_Stated problem_
Write out precisely the lines beginning with the line that contains "Output the text content of this document." and ending with the last line of the entries, and no other lines.

_Stored data_
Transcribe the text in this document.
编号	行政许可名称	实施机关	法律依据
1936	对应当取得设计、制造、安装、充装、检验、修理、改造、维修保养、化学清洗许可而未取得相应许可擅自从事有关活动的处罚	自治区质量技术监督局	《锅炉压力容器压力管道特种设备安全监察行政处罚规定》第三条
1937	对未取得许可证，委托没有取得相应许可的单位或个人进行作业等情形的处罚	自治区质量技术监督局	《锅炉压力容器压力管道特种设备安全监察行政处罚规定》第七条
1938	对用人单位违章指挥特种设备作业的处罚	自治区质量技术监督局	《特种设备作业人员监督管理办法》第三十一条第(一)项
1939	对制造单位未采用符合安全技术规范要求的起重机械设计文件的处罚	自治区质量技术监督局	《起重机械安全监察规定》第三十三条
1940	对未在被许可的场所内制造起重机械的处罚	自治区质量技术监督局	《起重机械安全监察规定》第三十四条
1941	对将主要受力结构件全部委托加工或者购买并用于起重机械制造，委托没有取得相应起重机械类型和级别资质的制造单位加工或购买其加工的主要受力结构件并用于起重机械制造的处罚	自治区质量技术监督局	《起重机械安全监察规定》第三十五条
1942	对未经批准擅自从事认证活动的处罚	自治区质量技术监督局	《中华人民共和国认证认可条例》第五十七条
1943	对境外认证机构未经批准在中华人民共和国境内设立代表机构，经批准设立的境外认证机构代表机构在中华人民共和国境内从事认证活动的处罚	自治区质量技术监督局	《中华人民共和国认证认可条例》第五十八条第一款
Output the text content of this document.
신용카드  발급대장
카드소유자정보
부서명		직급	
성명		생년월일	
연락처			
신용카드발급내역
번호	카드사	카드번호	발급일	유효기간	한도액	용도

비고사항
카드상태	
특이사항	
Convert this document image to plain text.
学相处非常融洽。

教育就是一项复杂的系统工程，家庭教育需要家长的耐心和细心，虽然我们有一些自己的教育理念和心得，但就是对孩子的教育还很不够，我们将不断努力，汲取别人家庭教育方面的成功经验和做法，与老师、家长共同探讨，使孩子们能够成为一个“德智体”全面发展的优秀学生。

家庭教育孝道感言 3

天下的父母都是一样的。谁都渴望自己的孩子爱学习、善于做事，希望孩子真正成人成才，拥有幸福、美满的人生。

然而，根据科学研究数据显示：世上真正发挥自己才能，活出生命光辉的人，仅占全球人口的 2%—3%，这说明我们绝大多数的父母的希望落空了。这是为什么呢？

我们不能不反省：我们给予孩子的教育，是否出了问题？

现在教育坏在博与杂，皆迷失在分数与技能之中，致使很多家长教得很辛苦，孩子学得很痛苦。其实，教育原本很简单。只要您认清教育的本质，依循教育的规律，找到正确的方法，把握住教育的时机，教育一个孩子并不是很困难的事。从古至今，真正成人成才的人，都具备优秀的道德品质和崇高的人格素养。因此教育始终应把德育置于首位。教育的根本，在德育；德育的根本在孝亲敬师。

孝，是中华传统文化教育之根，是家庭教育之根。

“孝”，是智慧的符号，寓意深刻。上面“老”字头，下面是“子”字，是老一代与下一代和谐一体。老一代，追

_Finished task_
Output the text content of this document.
신용카드  발급대장
카드소유자정보
부서명		직급	
성명		생년월일	
연락처			
신용카드발급내역
번호	카드사	카드번호	발급일	유효기간	한도액	용도

비고사항
카드상태	
특이사항	
Convert this document image to plain text.
学相处非常融洽。

教育就是一项复杂的系统工程，家庭教育需要家长的耐心和细心，虽然我们有一些自己的教育理念和心得，但就是对孩子的教育还很不够，我们将不断努力，汲取别人家庭教育方面的成功经验和做法，与老师、家长共同探讨，使孩子们能够成为一个“德智体”全面发展的优秀学生。

家庭教育孝道感言 3

天下的父母都是一样的。谁都渴望自己的孩子爱学习、善于做事，希望孩子真正成人成才，拥有幸福、美满的人生。

然而，根据科学研究数据显示：世上真正发挥自己才能，活出生命光辉的人，仅占全球人口的 2%—3%，这说明我们绝大多数的父母的希望落空了。这是为什么呢？

我们不能不反省：我们给予孩子的教育，是否出了问题？

现在教育坏在博与杂，皆迷失在分数与技能之中，致使很多家长教得很辛苦，孩子学得很痛苦。其实，教育原本很简单。只要您认清教育的本质，依循教育的规律，找到正确的方法，把握住教育的时机，教育一个孩子并不是很困难的事。从古至今，真正成人成才的人，都具备优秀的道德品质和崇高的人格素养。因此教育始终应把德育置于首位。教育的根本，在德育；德育的根本在孝亲敬师。

孝，是中华传统文化教育之根，是家庭教育之根。

“孝”，是智慧的符号，寓意深刻。上面“老”字头，下面是“子”字，是老一代与下一代和谐一体。老一代，追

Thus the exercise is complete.